_WHAT TO WORK ON_
Print each line exactly as it is given.

_RECORDS FOR THE EXERCISE_
^^^^

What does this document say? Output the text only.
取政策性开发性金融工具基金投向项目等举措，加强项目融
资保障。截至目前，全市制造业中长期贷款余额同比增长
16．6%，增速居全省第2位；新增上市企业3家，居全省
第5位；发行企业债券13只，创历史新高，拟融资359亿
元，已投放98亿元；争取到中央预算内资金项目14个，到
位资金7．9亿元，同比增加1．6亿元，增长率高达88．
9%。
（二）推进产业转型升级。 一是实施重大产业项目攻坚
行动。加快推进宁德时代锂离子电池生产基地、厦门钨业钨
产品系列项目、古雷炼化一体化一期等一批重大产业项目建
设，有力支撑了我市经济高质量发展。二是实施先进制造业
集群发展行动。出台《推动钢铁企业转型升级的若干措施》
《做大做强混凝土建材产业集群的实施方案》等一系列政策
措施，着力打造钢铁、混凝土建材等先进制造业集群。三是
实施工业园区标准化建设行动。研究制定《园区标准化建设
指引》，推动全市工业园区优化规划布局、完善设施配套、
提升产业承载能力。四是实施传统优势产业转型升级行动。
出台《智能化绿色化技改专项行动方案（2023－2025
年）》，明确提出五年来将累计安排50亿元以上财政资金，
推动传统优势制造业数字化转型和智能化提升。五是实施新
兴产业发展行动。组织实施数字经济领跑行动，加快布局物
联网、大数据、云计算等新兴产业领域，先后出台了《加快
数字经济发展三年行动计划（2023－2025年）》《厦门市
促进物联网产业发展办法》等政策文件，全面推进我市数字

^^^^

_IN RESPONSE_
What does this document say? Output the text only.
取政策性开发性金融工具基金投向项目等举措，加强项目融
资保障。截至目前，全市制造业中长期贷款余额同比增长
16．6%，增速居全省第2位；新增上市企业3家，居全省
第5位；发行企业债券13只，创历史新高，拟融资359亿
元，已投放98亿元；争取到中央预算内资金项目14个，到
位资金7．9亿元，同比增加1．6亿元，增长率高达88．
9%。
（二）推进产业转型升级。 一是实施重大产业项目攻坚
行动。加快推进宁德时代锂离子电池生产基地、厦门钨业钨
产品系列项目、古雷炼化一体化一期等一批重大产业项目建
设，有力支撑了我市经济高质量发展。二是实施先进制造业
集群发展行动。出台《推动钢铁企业转型升级的若干措施》
《做大做强混凝土建材产业集群的实施方案》等一系列政策
措施，着力打造钢铁、混凝土建材等先进制造业集群。三是
实施工业园区标准化建设行动。研究制定《园区标准化建设
指引》，推动全市工业园区优化规划布局、完善设施配套、
提升产业承载能力。四是实施传统优势产业转型升级行动。
出台《智能化绿色化技改专项行动方案（2023－2025
年）》，明确提出五年来将累计安排50亿元以上财政资金，
推动传统优势制造业数字化转型和智能化提升。五是实施新
兴产业发展行动。组织实施数字经济领跑行动，加快布局物
联网、大数据、云计算等新兴产业领域，先后出台了《加快
数字经济发展三年行动计划（2023－2025年）》《厦门市
促进物联网产业发展办法》等政策文件，全面推进我市数字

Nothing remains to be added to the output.